■ **What you will do**: Copy all the material that follows, keeping every character the same.

■ **Stored rows**:

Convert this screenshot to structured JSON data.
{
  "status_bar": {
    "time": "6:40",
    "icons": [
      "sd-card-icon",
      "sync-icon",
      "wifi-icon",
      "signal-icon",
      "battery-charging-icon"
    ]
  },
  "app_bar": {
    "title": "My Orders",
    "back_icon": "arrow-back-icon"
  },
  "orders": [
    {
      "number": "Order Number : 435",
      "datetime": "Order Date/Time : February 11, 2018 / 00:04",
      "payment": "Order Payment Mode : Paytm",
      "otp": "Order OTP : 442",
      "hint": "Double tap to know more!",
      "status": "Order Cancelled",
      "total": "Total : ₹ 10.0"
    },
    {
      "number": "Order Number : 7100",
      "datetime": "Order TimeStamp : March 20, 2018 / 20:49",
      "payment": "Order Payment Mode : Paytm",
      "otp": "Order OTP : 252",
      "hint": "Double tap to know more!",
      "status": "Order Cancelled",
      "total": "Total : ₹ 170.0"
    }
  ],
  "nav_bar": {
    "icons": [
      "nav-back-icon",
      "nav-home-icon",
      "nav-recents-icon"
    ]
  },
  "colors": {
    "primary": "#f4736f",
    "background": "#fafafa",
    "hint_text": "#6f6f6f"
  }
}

■ **The solution**:
Convert this screenshot to structured JSON data.
{
  "status_bar": {
    "time": "6:40",
    "icons": [
      "sd-card-icon",
      "sync-icon",
      "wifi-icon",
      "signal-icon",
      "battery-charging-icon"
    ]
  },
  "app_bar": {
    "title": "My Orders",
    "back_icon": "arrow-back-icon"
  },
  "orders": [
    {
      "number": "Order Number : 435",
      "datetime": "Order Date/Time : February 11, 2018 / 00:04",
      "payment": "Order Payment Mode : Paytm",
      "otp": "Order OTP : 442",
      "hint": "Double tap to know more!",
      "status": "Order Cancelled",
      "total": "Total : ₹ 10.0"
    },
    {
      "number": "Order Number : 7100",
      "datetime": "Order TimeStamp : March 20, 2018 / 20:49",
      "payment": "Order Payment Mode : Paytm",
      "otp": "Order OTP : 252",
      "hint": "Double tap to know more!",
      "status": "Order Cancelled",
      "total": "Total : ₹ 170.0"
    }
  ],
  "nav_bar": {
    "icons": [
      "nav-back-icon",
      "nav-home-icon",
      "nav-recents-icon"
    ]
  },
  "colors": {
    "primary": "#f4736f",
    "background": "#fafafa",
    "hint_text": "#6f6f6f"
  }
}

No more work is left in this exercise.